TASK DESCRIPTION: Copy out all the lines where "тэрбумаар" shows up.

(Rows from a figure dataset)
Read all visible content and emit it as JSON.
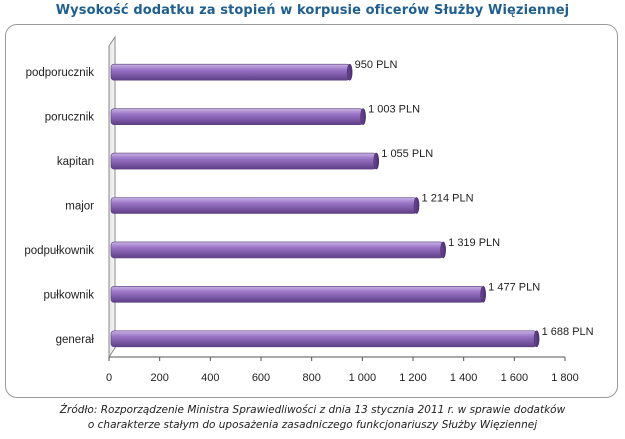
{
  "title": "Wysokość dodatku za stopień w korpusie oficerów Służby Więziennej",
  "source_lines": [
    "Źródło: Rozporządzenie Ministra Sprawiedliwości  z dnia 13 stycznia 2011 r. w sprawie  dodatków",
    "o charakterze  stałym do uposażenia zasadniczego funkcjonariuszy Służby Więziennej"
  ],
  "chart_data": {
    "type": "bar",
    "orientation": "horizontal",
    "categories": [
      "podporucznik",
      "porucznik",
      "kapitan",
      "major",
      "podpułkownik",
      "pułkownik",
      "generał"
    ],
    "values": [
      950,
      1003,
      1055,
      1214,
      1319,
      1477,
      1688
    ],
    "data_labels": [
      "950 PLN",
      "1 003 PLN",
      "1 055 PLN",
      "1 214 PLN",
      "1 319 PLN",
      "1 477 PLN",
      "1 688 PLN"
    ],
    "xlim": [
      0,
      1800
    ],
    "xticks": [
      0,
      200,
      400,
      600,
      800,
      1000,
      1200,
      1400,
      1600,
      1800
    ],
    "xtick_labels": [
      "0",
      "200",
      "400",
      "600",
      "800",
      "1 000",
      "1 200",
      "1 400",
      "1 600",
      "1 800"
    ],
    "bar_color": "#8a63b4",
    "grid": false,
    "legend": "none"
  }
}
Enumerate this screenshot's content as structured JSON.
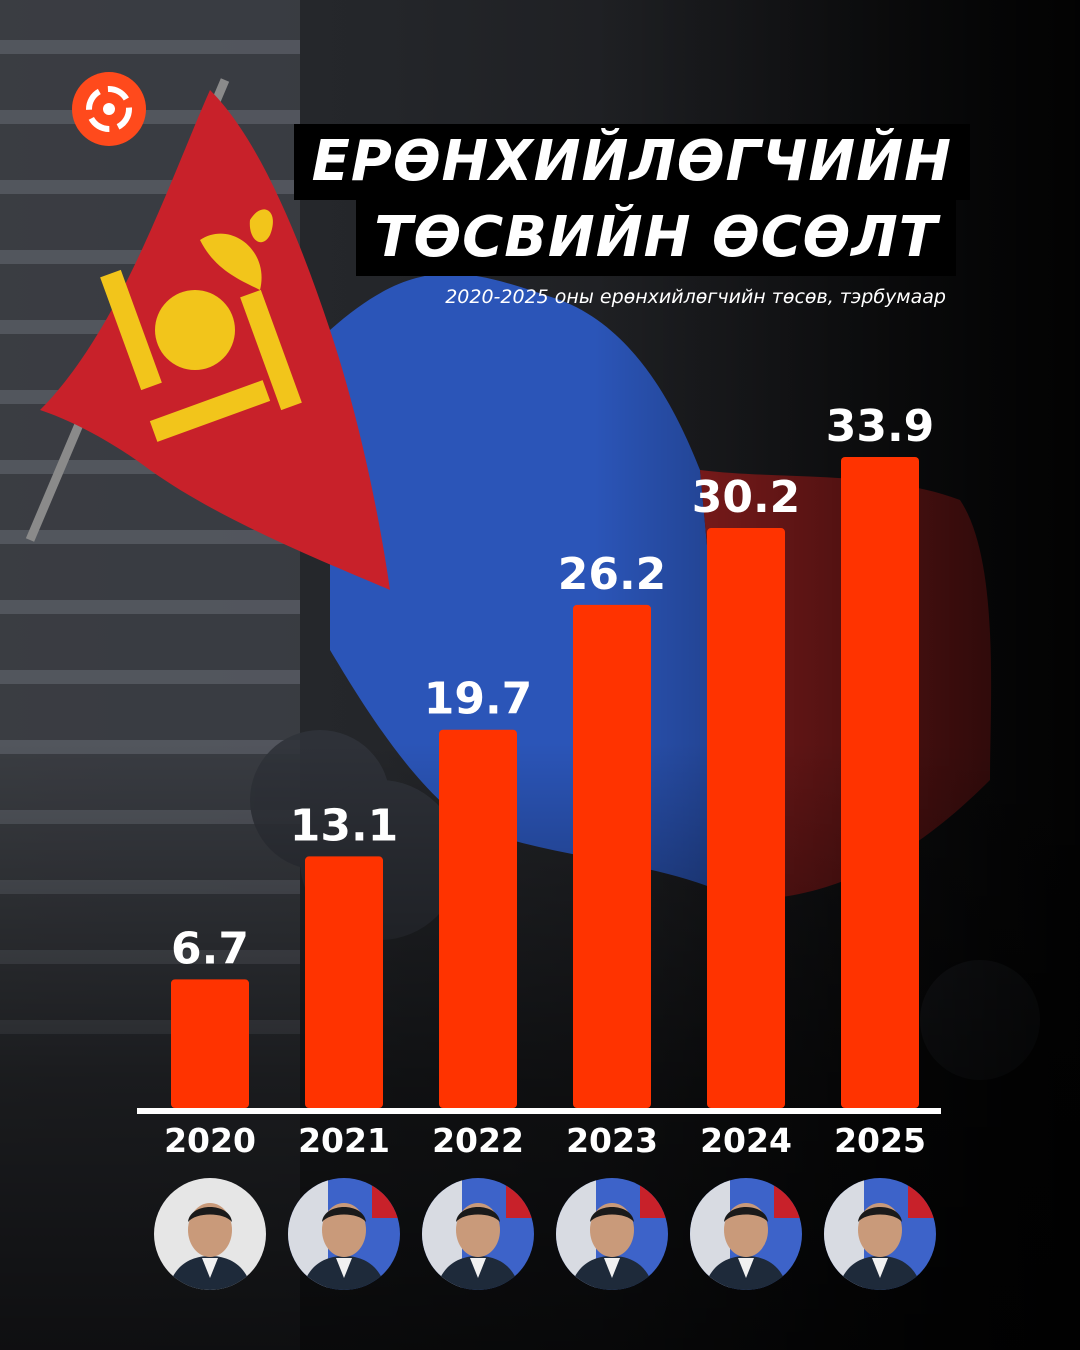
{
  "title": {
    "line1": "ЕРӨНХИЙЛӨГЧИЙН",
    "line2": "ТӨСВИЙН ӨСӨЛТ"
  },
  "subtitle": "2020-2025 оны ерөнхийлөгчийн төсөв, тэрбумаар",
  "colors": {
    "bar": "#ff3300",
    "brand": "#ff4a1c",
    "baseline": "#ffffff"
  },
  "chart_data": {
    "type": "bar",
    "categories": [
      "2020",
      "2021",
      "2022",
      "2023",
      "2024",
      "2025"
    ],
    "values": [
      6.7,
      13.1,
      19.7,
      26.2,
      30.2,
      33.9
    ],
    "title": "ЕРӨНХИЙЛӨГЧИЙН ТӨСВИЙН ӨСӨЛТ",
    "subtitle": "2020-2025 оны ерөнхийлөгчийн төсөв, тэрбумаар",
    "ylim": [
      0,
      33.9
    ],
    "grid": false,
    "data_labels": true
  },
  "portraits": [
    {
      "year": "2020",
      "icon": "president-portrait-icon"
    },
    {
      "year": "2021",
      "icon": "president-portrait-icon"
    },
    {
      "year": "2022",
      "icon": "president-portrait-icon"
    },
    {
      "year": "2023",
      "icon": "president-portrait-icon"
    },
    {
      "year": "2024",
      "icon": "president-portrait-icon"
    },
    {
      "year": "2025",
      "icon": "president-portrait-icon"
    }
  ],
  "logo": {
    "icon": "brand-logo-icon"
  }
}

OUTPUT OF THE EXERCISE:
  "subtitle": "2020-2025 оны ерөнхийлөгчийн төсөв, тэрбумаар",
    "subtitle": "2020-2025 оны ерөнхийлөгчийн төсөв, тэрбумаар",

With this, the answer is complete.